▶ [REQUIRED TASK]
Gather all lines with "Tage" from the records.

▶ [ROWS]
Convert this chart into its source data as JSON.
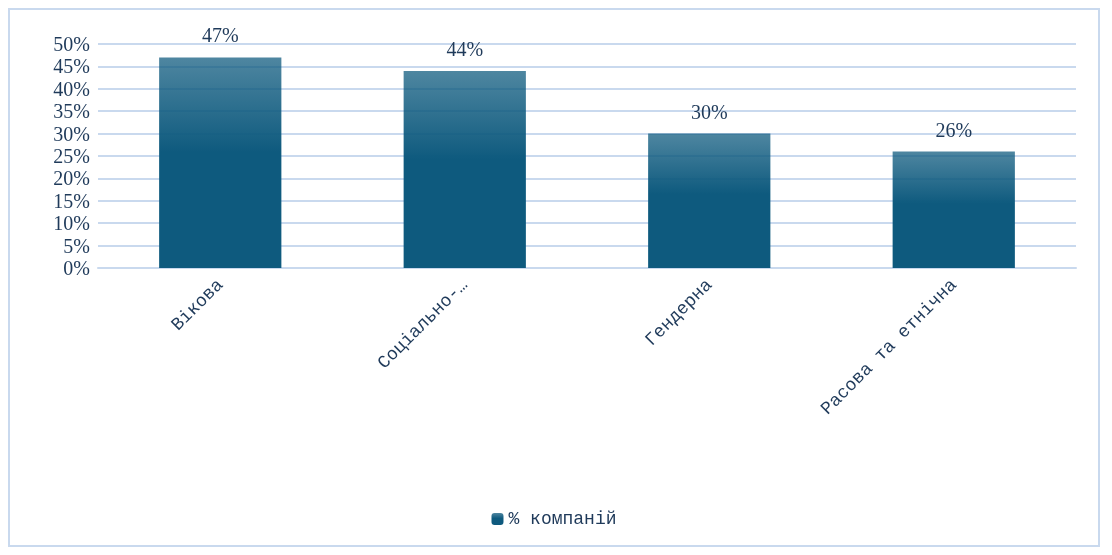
{
  "chart_data": {
    "type": "bar",
    "categories": [
      "Вікова",
      "Соціально-…",
      "Гендерна",
      "Расова та етнічна"
    ],
    "series": [
      {
        "name": "% компаній",
        "color": "#0e5a7e",
        "values": [
          47,
          44,
          30,
          26
        ],
        "value_labels": [
          "47%",
          "44%",
          "30%",
          "26%"
        ]
      }
    ],
    "ylim": [
      0,
      50
    ],
    "yticks": [
      {
        "value": 0,
        "label": "0%"
      },
      {
        "value": 5,
        "label": "5%"
      },
      {
        "value": 10,
        "label": "10%"
      },
      {
        "value": 15,
        "label": "15%"
      },
      {
        "value": 20,
        "label": "20%"
      },
      {
        "value": 25,
        "label": "25%"
      },
      {
        "value": 30,
        "label": "30%"
      },
      {
        "value": 35,
        "label": "35%"
      },
      {
        "value": 40,
        "label": "40%"
      },
      {
        "value": 45,
        "label": "45%"
      },
      {
        "value": 50,
        "label": "50%"
      }
    ],
    "grid": "y",
    "legend": "bottom"
  }
}
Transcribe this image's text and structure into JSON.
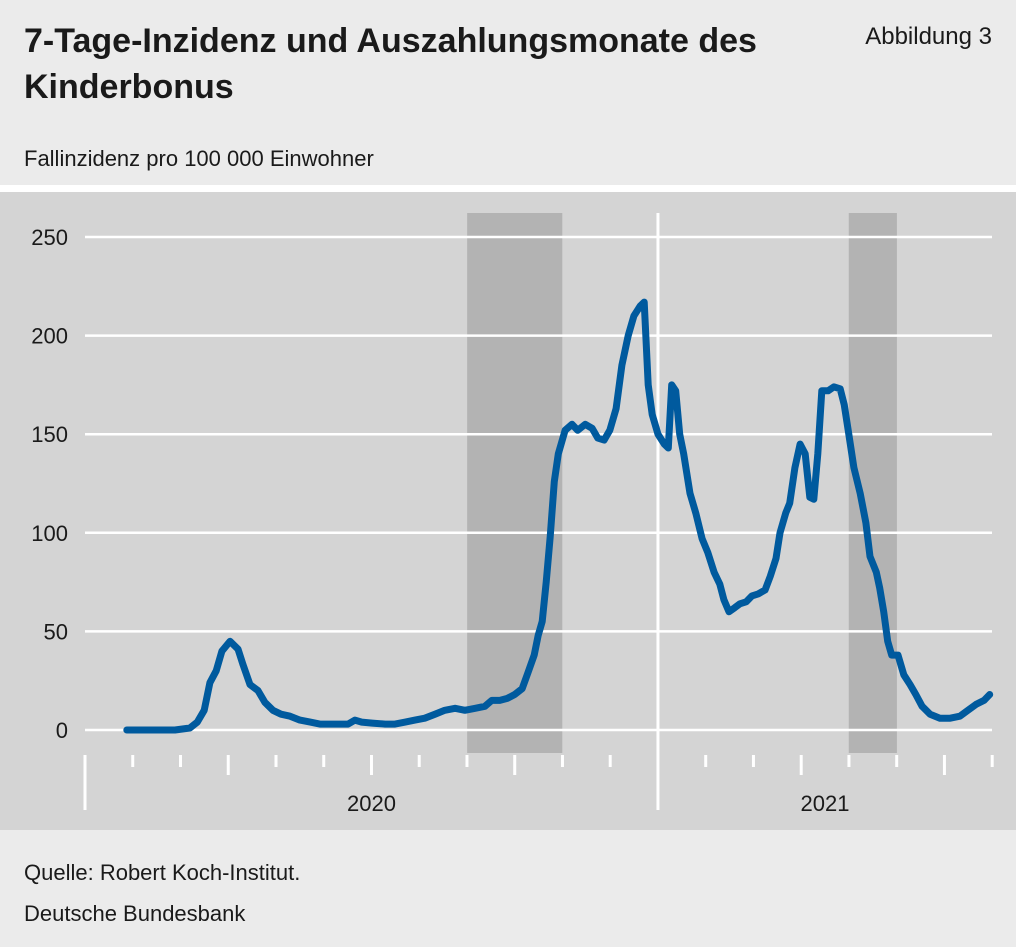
{
  "chart_data": {
    "type": "line",
    "title": "7-Tage-Inzidenz und Auszahlungsmonate des Kinderbonus",
    "figure_label": "Abbildung 3",
    "subtitle": "Fallinzidenz pro 100 000 Einwohner",
    "source": "Quelle: Robert Koch-Institut.",
    "publisher": "Deutsche Bundesbank",
    "xlim": [
      2020,
      2021.583
    ],
    "xticks": [
      {
        "value": 2020,
        "label": "2020"
      },
      {
        "value": 2021,
        "label": "2021"
      }
    ],
    "ylim": [
      0,
      250
    ],
    "yticks": [
      0,
      50,
      100,
      150,
      200,
      250
    ],
    "grid": true,
    "shaded_periods": [
      [
        2020.667,
        2020.833
      ],
      [
        2021.333,
        2021.417
      ]
    ],
    "series": [
      {
        "name": "7-Tage-Inzidenz",
        "color": "#005a9e",
        "x": [
          2020.073,
          2020.113,
          2020.157,
          2020.183,
          2020.196,
          2020.208,
          2020.218,
          2020.229,
          2020.239,
          2020.253,
          2020.267,
          2020.276,
          2020.288,
          2020.302,
          2020.314,
          2020.328,
          2020.342,
          2020.358,
          2020.375,
          2020.393,
          2020.41,
          2020.428,
          2020.445,
          2020.459,
          2020.471,
          2020.483,
          2020.501,
          2020.524,
          2020.541,
          2020.559,
          2020.576,
          2020.593,
          2020.611,
          2020.628,
          2020.646,
          2020.663,
          2020.681,
          2020.698,
          2020.71,
          2020.724,
          2020.737,
          2020.75,
          2020.763,
          2020.773,
          2020.784,
          2020.791,
          2020.798,
          2020.805,
          2020.812,
          2020.819,
          2020.826,
          2020.838,
          2020.85,
          2020.86,
          2020.873,
          2020.885,
          2020.895,
          2020.906,
          2020.916,
          2020.927,
          2020.937,
          2020.948,
          2020.958,
          2020.969,
          2020.976,
          2020.983,
          2020.99,
          2021.0,
          2021.011,
          2021.018,
          2021.024,
          2021.031,
          2021.038,
          2021.045,
          2021.056,
          2021.066,
          2021.077,
          2021.087,
          2021.098,
          2021.108,
          2021.115,
          2021.124,
          2021.134,
          2021.143,
          2021.154,
          2021.164,
          2021.175,
          2021.187,
          2021.196,
          2021.206,
          2021.213,
          2021.223,
          2021.23,
          2021.239,
          2021.248,
          2021.257,
          2021.265,
          2021.272,
          2021.279,
          2021.286,
          2021.297,
          2021.307,
          2021.318,
          2021.325,
          2021.332,
          2021.342,
          2021.353,
          2021.363,
          2021.37,
          2021.381,
          2021.387,
          2021.394,
          2021.401,
          2021.408,
          2021.419,
          2021.429,
          2021.44,
          2021.45,
          2021.461,
          2021.475,
          2021.492,
          2021.51,
          2021.527,
          2021.541,
          2021.555,
          2021.569,
          2021.579
        ],
        "values": [
          0,
          0,
          0,
          1,
          4,
          10,
          24,
          30,
          40,
          45,
          41,
          33,
          23,
          20,
          14,
          10,
          8,
          7,
          5,
          4,
          3,
          3,
          3,
          3,
          5,
          4,
          3.5,
          3,
          3,
          4,
          5,
          6,
          8,
          10,
          11,
          10,
          11,
          12,
          15,
          15,
          16,
          18,
          21,
          29,
          38,
          48,
          55,
          75,
          98,
          126,
          140,
          152,
          155,
          152,
          155,
          153,
          148,
          147,
          152,
          163,
          185,
          200,
          210,
          215,
          217,
          175,
          160,
          150,
          145,
          143,
          175,
          172,
          150,
          140,
          120,
          110,
          97,
          90,
          80,
          74,
          66,
          60,
          62,
          64,
          65,
          68,
          69,
          71,
          78,
          87,
          100,
          110,
          115,
          133,
          145,
          140,
          118,
          117,
          140,
          172,
          172,
          174,
          173,
          165,
          152,
          133,
          120,
          105,
          88,
          80,
          72,
          60,
          45,
          38,
          38,
          28,
          23,
          18,
          12,
          8,
          6,
          6,
          7,
          10,
          13,
          15,
          18
        ]
      }
    ]
  }
}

▶ [SOLUTION]
    "title": "7-Tage-Inzidenz und Auszahlungsmonate des Kinderbonus",
        "name": "7-Tage-Inzidenz",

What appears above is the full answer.